EXERCISE BRIEF:
Copy the data precisely, keeping every character.

━━━ GIVEN RECORDS ━━━

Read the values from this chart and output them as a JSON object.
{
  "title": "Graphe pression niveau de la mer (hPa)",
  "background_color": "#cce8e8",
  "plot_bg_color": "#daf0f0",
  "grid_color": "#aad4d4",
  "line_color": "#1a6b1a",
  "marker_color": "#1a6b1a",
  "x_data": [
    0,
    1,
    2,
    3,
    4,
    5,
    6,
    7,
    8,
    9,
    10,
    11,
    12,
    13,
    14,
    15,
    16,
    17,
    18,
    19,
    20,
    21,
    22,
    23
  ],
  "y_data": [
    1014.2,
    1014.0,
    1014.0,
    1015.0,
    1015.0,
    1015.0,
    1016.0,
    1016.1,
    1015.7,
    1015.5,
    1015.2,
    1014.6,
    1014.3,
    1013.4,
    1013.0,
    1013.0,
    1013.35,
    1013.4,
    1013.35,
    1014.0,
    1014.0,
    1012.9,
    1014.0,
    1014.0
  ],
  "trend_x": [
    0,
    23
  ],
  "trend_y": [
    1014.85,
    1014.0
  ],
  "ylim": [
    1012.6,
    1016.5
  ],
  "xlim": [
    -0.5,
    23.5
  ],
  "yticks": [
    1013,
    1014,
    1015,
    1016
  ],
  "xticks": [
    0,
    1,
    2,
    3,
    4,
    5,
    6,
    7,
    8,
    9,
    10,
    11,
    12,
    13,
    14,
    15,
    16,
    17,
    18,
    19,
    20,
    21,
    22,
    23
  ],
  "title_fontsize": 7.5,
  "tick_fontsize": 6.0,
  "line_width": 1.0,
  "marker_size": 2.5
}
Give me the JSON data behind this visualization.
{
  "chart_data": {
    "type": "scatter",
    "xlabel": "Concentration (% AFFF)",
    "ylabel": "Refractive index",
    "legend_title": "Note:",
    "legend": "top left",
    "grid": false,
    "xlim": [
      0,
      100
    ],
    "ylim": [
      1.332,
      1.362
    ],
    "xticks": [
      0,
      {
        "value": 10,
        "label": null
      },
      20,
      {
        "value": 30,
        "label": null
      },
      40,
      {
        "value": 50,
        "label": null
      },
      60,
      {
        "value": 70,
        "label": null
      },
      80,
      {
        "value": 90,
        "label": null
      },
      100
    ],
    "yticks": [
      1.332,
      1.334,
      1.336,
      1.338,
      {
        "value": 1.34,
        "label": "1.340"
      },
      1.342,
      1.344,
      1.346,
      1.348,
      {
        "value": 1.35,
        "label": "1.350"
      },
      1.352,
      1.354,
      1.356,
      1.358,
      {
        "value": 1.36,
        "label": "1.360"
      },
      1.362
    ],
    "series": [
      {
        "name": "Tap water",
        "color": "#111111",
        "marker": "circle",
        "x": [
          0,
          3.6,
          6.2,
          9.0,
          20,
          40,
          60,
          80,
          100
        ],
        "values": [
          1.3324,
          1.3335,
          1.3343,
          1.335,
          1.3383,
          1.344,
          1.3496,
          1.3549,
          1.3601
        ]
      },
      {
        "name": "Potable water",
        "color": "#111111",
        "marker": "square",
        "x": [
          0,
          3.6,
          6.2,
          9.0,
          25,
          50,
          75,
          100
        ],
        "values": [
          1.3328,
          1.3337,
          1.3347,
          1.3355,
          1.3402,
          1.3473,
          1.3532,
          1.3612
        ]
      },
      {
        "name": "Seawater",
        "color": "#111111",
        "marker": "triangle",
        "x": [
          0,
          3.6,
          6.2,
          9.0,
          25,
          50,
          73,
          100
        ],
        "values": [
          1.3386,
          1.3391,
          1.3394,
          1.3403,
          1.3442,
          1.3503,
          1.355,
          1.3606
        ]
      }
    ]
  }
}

━━━

OUTPUT OF THE TASK:
Read the values from this chart and output them as a JSON object.
{
  "title": "Graphe pression niveau de la mer (hPa)",
  "background_color": "#cce8e8",
  "plot_bg_color": "#daf0f0",
  "grid_color": "#aad4d4",
  "line_color": "#1a6b1a",
  "marker_color": "#1a6b1a",
  "x_data": [
    0,
    1,
    2,
    3,
    4,
    5,
    6,
    7,
    8,
    9,
    10,
    11,
    12,
    13,
    14,
    15,
    16,
    17,
    18,
    19,
    20,
    21,
    22,
    23
  ],
  "y_data": [
    1014.2,
    1014.0,
    1014.0,
    1015.0,
    1015.0,
    1015.0,
    1016.0,
    1016.1,
    1015.7,
    1015.5,
    1015.2,
    1014.6,
    1014.3,
    1013.4,
    1013.0,
    1013.0,
    1013.35,
    1013.4,
    1013.35,
    1014.0,
    1014.0,
    1012.9,
    1014.0,
    1014.0
  ],
  "trend_x": [
    0,
    23
  ],
  "trend_y": [
    1014.85,
    1014.0
  ],
  "ylim": [
    1012.6,
    1016.5
  ],
  "xlim": [
    -0.5,
    23.5
  ],
  "yticks": [
    1013,
    1014,
    1015,
    1016
  ],
  "xticks": [
    0,
    1,
    2,
    3,
    4,
    5,
    6,
    7,
    8,
    9,
    10,
    11,
    12,
    13,
    14,
    15,
    16,
    17,
    18,
    19,
    20,
    21,
    22,
    23
  ],
  "title_fontsize": 7.5,
  "tick_fontsize": 6.0,
  "line_width": 1.0,
  "marker_size": 2.5
}
Give me the JSON data behind this visualization.
{
  "chart_data": {
    "type": "scatter",
    "xlabel": "Concentration (% AFFF)",
    "ylabel": "Refractive index",
    "legend_title": "Note:",
    "legend": "top left",
    "grid": false,
    "xlim": [
      0,
      100
    ],
    "ylim": [
      1.332,
      1.362
    ],
    "xticks": [
      0,
      {
        "value": 10,
        "label": null
      },
      20,
      {
        "value": 30,
        "label": null
      },
      40,
      {
        "value": 50,
        "label": null
      },
      60,
      {
        "value": 70,
        "label": null
      },
      80,
      {
        "value": 90,
        "label": null
      },
      100
    ],
    "yticks": [
      1.332,
      1.334,
      1.336,
      1.338,
      {
        "value": 1.34,
        "label": "1.340"
      },
      1.342,
      1.344,
      1.346,
      1.348,
      {
        "value": 1.35,
        "label": "1.350"
      },
      1.352,
      1.354,
      1.356,
      1.358,
      {
        "value": 1.36,
        "label": "1.360"
      },
      1.362
    ],
    "series": [
      {
        "name": "Tap water",
        "color": "#111111",
        "marker": "circle",
        "x": [
          0,
          3.6,
          6.2,
          9.0,
          20,
          40,
          60,
          80,
          100
        ],
        "values": [
          1.3324,
          1.3335,
          1.3343,
          1.335,
          1.3383,
          1.344,
          1.3496,
          1.3549,
          1.3601
        ]
      },
      {
        "name": "Potable water",
        "color": "#111111",
        "marker": "square",
        "x": [
          0,
          3.6,
          6.2,
          9.0,
          25,
          50,
          75,
          100
        ],
        "values": [
          1.3328,
          1.3337,
          1.3347,
          1.3355,
          1.3402,
          1.3473,
          1.3532,
          1.3612
        ]
      },
      {
        "name": "Seawater",
        "color": "#111111",
        "marker": "triangle",
        "x": [
          0,
          3.6,
          6.2,
          9.0,
          25,
          50,
          73,
          100
        ],
        "values": [
          1.3386,
          1.3391,
          1.3394,
          1.3403,
          1.3442,
          1.3503,
          1.355,
          1.3606
        ]
      }
    ]
  }
}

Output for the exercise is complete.